Exercise description:
Tally the lines in the following entries that include the word "could"; state only the total.
— start of Information supplied —
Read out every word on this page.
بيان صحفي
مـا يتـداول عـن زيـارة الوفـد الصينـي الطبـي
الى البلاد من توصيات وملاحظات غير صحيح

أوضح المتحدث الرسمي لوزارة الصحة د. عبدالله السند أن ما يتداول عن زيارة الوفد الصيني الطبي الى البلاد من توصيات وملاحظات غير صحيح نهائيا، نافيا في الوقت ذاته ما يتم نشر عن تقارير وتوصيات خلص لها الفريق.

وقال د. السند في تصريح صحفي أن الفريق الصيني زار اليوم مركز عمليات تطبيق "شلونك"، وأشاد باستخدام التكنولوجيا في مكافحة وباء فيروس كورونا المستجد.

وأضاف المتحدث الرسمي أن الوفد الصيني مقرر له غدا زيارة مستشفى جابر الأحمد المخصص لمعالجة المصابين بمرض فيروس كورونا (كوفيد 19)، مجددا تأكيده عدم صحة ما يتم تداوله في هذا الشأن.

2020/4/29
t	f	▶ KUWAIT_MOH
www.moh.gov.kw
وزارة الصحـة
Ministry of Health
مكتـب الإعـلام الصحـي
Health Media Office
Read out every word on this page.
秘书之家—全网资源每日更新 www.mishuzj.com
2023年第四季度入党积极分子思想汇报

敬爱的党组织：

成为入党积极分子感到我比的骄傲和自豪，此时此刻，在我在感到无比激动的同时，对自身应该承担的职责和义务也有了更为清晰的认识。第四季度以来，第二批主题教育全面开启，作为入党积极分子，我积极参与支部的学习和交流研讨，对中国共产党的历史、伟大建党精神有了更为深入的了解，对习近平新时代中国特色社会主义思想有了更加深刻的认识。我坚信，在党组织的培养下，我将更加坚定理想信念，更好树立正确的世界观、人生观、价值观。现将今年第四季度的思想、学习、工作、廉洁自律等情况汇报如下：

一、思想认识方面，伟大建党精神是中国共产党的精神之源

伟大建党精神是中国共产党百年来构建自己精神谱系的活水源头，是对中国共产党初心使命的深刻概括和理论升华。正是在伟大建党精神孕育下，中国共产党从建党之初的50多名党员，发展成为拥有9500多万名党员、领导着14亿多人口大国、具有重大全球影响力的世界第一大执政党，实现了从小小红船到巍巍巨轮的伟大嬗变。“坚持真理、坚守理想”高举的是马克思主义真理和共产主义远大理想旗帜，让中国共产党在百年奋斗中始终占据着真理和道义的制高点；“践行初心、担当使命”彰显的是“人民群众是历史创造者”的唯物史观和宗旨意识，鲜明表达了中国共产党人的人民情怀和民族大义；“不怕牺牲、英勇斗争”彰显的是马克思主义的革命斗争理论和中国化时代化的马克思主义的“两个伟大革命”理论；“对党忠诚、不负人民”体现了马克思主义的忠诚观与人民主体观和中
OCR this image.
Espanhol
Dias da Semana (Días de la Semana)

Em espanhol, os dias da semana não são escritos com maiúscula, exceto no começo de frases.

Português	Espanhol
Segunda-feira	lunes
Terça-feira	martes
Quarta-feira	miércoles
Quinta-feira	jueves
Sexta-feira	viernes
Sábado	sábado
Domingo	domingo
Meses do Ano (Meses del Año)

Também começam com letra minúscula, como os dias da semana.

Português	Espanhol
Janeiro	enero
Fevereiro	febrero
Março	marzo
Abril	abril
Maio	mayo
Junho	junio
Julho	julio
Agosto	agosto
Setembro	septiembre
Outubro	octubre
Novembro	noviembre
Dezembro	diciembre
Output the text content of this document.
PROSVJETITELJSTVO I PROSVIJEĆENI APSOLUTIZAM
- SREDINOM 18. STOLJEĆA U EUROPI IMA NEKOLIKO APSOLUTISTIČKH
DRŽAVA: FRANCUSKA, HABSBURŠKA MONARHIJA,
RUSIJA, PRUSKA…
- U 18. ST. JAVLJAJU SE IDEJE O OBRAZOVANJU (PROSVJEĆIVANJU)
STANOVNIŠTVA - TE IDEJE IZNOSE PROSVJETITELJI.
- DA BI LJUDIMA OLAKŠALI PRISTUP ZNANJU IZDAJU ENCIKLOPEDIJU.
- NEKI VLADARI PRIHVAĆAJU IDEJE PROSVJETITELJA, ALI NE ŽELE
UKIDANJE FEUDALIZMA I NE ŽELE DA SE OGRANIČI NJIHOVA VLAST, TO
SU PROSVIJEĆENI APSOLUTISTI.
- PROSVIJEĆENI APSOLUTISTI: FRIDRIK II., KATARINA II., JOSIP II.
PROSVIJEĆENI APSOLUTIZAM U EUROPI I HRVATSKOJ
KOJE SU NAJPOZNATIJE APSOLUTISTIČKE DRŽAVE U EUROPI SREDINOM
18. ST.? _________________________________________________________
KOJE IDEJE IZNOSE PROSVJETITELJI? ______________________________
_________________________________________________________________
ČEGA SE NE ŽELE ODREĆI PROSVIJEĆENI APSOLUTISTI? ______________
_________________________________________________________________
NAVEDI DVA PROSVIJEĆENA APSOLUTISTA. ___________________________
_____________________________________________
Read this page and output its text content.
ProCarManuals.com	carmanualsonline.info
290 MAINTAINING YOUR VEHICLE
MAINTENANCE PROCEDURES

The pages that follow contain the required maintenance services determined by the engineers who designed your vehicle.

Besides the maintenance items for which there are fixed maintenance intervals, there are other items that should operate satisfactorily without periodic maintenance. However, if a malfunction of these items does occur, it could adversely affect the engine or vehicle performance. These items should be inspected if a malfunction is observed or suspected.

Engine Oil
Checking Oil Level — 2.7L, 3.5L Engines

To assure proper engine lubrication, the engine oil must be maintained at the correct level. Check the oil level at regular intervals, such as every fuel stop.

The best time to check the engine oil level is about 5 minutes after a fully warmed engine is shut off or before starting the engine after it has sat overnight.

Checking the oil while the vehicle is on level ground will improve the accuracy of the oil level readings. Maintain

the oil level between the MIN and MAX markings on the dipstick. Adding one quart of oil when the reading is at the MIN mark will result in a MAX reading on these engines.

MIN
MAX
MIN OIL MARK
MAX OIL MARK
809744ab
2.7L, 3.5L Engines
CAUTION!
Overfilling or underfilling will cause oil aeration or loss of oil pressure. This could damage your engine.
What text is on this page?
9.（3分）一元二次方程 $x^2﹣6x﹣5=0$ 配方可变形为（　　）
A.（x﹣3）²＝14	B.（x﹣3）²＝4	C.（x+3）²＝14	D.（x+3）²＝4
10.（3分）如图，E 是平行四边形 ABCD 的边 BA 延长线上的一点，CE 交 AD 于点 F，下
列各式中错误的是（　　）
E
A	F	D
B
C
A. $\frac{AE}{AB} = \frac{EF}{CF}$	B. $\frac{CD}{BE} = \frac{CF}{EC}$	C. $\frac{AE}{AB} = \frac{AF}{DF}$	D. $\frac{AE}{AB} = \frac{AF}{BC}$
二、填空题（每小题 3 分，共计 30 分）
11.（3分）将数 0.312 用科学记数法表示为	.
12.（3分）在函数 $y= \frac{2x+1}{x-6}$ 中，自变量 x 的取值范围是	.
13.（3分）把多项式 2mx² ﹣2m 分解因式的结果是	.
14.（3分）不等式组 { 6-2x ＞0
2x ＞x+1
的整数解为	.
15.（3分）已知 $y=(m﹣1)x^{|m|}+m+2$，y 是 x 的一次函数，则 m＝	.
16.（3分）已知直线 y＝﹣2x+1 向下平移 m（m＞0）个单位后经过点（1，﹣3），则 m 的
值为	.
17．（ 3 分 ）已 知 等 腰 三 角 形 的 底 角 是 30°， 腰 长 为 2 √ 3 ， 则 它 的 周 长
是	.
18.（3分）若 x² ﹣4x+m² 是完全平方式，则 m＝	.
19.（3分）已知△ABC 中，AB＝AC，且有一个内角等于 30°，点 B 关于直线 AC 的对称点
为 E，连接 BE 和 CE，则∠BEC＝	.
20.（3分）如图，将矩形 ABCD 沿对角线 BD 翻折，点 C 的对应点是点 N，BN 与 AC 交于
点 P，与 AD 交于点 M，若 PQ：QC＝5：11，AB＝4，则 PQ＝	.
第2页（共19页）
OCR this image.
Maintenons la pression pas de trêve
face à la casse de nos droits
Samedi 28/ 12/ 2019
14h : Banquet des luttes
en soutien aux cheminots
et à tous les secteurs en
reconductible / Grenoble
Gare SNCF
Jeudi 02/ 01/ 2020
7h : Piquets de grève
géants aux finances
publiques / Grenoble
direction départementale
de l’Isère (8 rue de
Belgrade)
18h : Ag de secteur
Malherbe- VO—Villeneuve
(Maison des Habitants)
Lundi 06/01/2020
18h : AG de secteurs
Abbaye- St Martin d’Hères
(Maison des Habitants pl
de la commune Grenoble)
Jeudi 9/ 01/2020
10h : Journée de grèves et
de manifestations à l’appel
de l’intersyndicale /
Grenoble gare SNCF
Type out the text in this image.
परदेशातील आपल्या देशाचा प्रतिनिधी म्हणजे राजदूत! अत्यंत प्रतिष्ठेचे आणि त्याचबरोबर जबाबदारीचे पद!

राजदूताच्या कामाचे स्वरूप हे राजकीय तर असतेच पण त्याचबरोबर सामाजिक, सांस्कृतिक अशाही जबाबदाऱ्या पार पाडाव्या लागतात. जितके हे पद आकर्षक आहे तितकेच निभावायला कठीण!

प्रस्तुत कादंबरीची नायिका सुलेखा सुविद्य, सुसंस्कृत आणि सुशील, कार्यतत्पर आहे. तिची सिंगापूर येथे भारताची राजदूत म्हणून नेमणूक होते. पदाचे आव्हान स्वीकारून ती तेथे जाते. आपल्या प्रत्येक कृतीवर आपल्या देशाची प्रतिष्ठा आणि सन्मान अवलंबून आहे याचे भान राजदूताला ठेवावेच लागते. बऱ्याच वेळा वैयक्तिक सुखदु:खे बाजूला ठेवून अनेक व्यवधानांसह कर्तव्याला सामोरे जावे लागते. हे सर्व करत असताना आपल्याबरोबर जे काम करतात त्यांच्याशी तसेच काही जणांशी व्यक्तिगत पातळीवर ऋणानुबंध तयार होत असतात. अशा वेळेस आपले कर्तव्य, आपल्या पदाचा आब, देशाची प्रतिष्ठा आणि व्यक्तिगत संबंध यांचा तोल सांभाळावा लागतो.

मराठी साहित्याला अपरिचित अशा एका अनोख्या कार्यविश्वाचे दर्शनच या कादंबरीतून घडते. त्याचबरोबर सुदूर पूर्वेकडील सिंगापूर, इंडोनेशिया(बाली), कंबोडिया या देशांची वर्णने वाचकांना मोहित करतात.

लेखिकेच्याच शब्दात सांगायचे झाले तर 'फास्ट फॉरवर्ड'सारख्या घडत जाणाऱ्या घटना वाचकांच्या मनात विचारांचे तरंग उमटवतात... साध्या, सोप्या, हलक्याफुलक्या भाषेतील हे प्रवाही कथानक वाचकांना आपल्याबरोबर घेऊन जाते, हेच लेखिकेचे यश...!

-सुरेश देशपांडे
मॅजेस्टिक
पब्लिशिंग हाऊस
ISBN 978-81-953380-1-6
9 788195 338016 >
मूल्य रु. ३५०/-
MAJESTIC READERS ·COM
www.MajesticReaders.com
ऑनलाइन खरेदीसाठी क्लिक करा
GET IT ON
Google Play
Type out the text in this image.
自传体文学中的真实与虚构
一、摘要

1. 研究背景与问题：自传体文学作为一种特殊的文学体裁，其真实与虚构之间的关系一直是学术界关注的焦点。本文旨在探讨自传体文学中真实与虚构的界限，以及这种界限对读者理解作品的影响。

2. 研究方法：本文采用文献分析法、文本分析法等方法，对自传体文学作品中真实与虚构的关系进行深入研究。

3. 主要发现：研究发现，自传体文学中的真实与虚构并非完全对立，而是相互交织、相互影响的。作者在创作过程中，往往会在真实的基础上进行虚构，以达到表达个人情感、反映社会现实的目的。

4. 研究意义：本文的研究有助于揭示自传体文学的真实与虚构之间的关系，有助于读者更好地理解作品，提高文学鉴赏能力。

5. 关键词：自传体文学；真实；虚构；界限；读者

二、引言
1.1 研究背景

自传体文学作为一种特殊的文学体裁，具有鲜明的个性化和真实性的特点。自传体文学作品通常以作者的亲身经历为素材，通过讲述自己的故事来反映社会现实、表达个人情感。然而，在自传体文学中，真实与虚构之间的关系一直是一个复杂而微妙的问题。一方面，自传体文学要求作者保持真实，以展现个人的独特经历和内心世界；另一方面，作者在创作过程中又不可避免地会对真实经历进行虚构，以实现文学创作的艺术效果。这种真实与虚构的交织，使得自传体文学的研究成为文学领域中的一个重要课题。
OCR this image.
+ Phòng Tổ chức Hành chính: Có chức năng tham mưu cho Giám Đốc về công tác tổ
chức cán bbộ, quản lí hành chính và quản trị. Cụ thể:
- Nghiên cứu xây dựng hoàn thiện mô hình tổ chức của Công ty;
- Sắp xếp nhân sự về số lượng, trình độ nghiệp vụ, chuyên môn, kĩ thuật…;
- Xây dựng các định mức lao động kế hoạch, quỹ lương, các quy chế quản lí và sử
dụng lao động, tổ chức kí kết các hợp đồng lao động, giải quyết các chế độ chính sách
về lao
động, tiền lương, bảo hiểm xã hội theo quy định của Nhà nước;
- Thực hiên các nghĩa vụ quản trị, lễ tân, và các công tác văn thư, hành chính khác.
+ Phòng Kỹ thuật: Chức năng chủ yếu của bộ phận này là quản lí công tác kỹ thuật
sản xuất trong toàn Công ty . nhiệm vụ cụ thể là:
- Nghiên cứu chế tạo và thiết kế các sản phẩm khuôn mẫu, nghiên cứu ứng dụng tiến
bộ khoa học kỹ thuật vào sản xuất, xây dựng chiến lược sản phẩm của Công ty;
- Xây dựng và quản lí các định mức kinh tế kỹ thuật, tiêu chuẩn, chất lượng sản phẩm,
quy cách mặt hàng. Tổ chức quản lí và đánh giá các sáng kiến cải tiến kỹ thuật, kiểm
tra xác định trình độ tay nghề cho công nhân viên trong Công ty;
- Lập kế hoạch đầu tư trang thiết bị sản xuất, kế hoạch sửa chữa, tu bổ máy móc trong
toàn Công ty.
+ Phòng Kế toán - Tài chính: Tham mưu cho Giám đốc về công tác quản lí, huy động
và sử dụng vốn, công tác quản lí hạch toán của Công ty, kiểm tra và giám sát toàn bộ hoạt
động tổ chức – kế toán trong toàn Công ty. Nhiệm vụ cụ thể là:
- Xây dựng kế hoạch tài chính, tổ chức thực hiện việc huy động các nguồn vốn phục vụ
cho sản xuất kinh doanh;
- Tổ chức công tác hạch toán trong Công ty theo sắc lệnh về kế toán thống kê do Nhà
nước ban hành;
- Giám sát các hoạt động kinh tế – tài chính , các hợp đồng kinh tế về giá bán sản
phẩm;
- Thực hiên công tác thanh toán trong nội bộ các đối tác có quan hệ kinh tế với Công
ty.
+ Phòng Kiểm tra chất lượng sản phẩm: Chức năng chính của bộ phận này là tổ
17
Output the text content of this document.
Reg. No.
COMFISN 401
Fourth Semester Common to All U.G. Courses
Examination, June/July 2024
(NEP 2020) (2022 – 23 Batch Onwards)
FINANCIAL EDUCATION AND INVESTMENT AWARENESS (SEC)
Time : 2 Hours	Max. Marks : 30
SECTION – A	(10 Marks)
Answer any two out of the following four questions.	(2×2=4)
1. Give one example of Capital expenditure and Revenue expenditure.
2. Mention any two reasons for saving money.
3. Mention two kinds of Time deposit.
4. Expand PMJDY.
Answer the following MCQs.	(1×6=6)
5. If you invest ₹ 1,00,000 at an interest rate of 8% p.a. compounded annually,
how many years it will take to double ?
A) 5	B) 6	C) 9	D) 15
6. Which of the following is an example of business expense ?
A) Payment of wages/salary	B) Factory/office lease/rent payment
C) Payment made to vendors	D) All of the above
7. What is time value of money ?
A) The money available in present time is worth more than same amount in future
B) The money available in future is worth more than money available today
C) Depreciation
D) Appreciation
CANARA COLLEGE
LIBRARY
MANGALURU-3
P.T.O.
— end of Information supplied —
In response:
2